* _WRITTEN PROBLEM_
Omit the pictures, then write out every entry exactly as it reads.

[Dataset excerpts]
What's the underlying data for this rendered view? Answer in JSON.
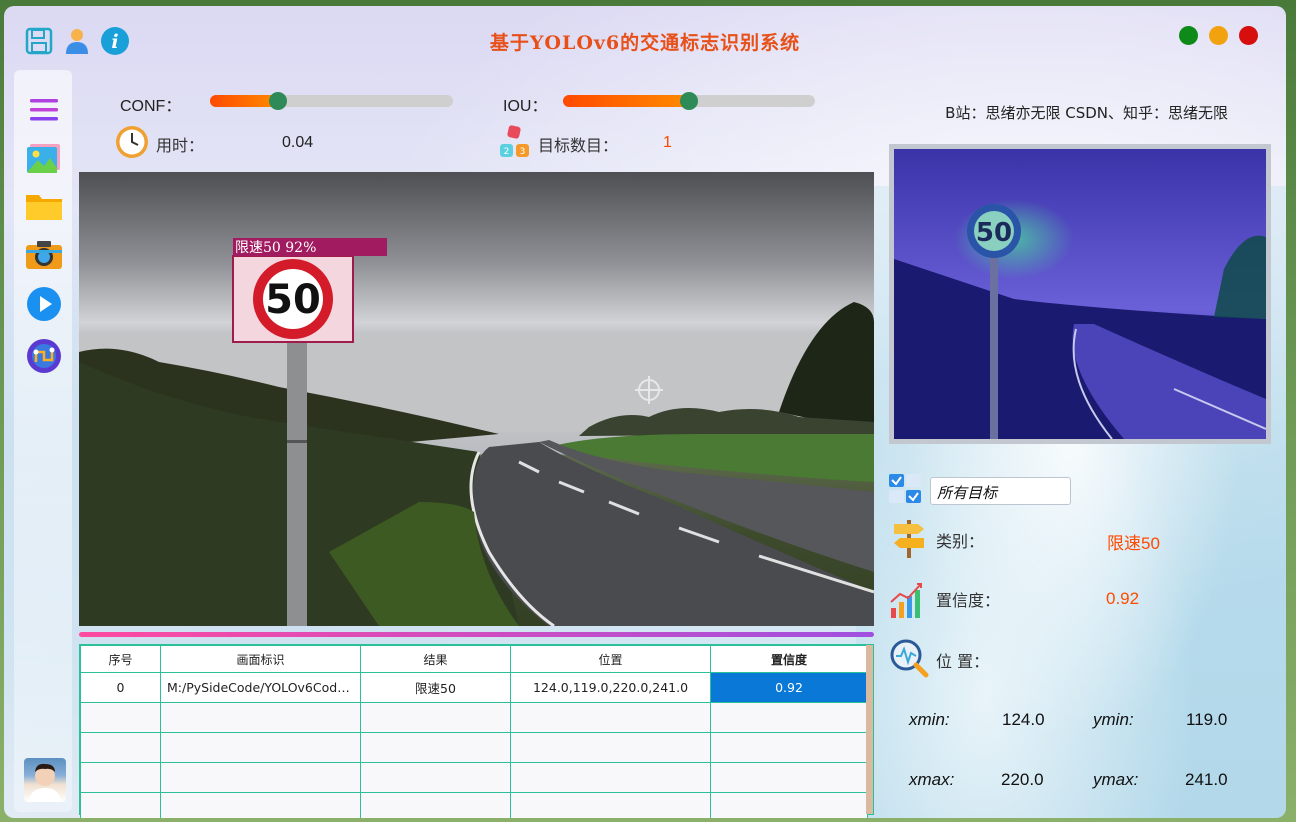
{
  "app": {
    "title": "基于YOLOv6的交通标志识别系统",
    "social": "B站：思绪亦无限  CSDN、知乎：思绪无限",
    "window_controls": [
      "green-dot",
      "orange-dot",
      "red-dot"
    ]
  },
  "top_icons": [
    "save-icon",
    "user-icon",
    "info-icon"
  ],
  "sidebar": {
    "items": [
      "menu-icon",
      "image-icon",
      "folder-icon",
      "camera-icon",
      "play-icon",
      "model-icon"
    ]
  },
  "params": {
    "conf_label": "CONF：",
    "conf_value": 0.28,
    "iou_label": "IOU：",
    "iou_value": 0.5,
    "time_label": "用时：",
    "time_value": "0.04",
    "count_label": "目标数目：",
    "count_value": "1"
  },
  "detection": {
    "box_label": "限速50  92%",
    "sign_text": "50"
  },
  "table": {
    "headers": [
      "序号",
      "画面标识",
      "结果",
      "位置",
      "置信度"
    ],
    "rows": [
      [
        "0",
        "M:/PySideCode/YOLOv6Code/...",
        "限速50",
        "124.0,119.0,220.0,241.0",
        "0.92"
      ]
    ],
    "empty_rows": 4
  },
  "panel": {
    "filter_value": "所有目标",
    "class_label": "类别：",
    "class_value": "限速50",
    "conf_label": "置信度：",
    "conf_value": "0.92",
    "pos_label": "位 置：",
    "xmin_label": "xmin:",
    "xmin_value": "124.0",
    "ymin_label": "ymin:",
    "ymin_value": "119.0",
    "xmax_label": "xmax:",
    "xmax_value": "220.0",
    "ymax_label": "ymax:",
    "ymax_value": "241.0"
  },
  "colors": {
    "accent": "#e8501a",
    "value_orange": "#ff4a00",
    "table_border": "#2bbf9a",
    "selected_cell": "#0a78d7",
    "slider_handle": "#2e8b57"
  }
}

* _EXERCISE RESULT_
What's the underlying data for this rendered view? Answer in JSON.
{
  "app": {
    "title": "基于YOLOv6的交通标志识别系统",
    "social": "B站：思绪亦无限  CSDN、知乎：思绪无限",
    "window_controls": [
      "green-dot",
      "orange-dot",
      "red-dot"
    ]
  },
  "top_icons": [
    "save-icon",
    "user-icon",
    "info-icon"
  ],
  "sidebar": {
    "items": [
      "menu-icon",
      "image-icon",
      "folder-icon",
      "camera-icon",
      "play-icon",
      "model-icon"
    ]
  },
  "params": {
    "conf_label": "CONF：",
    "conf_value": 0.28,
    "iou_label": "IOU：",
    "iou_value": 0.5,
    "time_label": "用时：",
    "time_value": "0.04",
    "count_label": "目标数目：",
    "count_value": "1"
  },
  "detection": {
    "box_label": "限速50  92%",
    "sign_text": "50"
  },
  "table": {
    "headers": [
      "序号",
      "画面标识",
      "结果",
      "位置",
      "置信度"
    ],
    "rows": [
      [
        "0",
        "M:/PySideCode/YOLOv6Code/...",
        "限速50",
        "124.0,119.0,220.0,241.0",
        "0.92"
      ]
    ],
    "empty_rows": 4
  },
  "panel": {
    "filter_value": "所有目标",
    "class_label": "类别：",
    "class_value": "限速50",
    "conf_label": "置信度：",
    "conf_value": "0.92",
    "pos_label": "位 置：",
    "xmin_label": "xmin:",
    "xmin_value": "124.0",
    "ymin_label": "ymin:",
    "ymin_value": "119.0",
    "xmax_label": "xmax:",
    "xmax_value": "220.0",
    "ymax_label": "ymax:",
    "ymax_value": "241.0"
  },
  "colors": {
    "accent": "#e8501a",
    "value_orange": "#ff4a00",
    "table_border": "#2bbf9a",
    "selected_cell": "#0a78d7",
    "slider_handle": "#2e8b57"
  }
}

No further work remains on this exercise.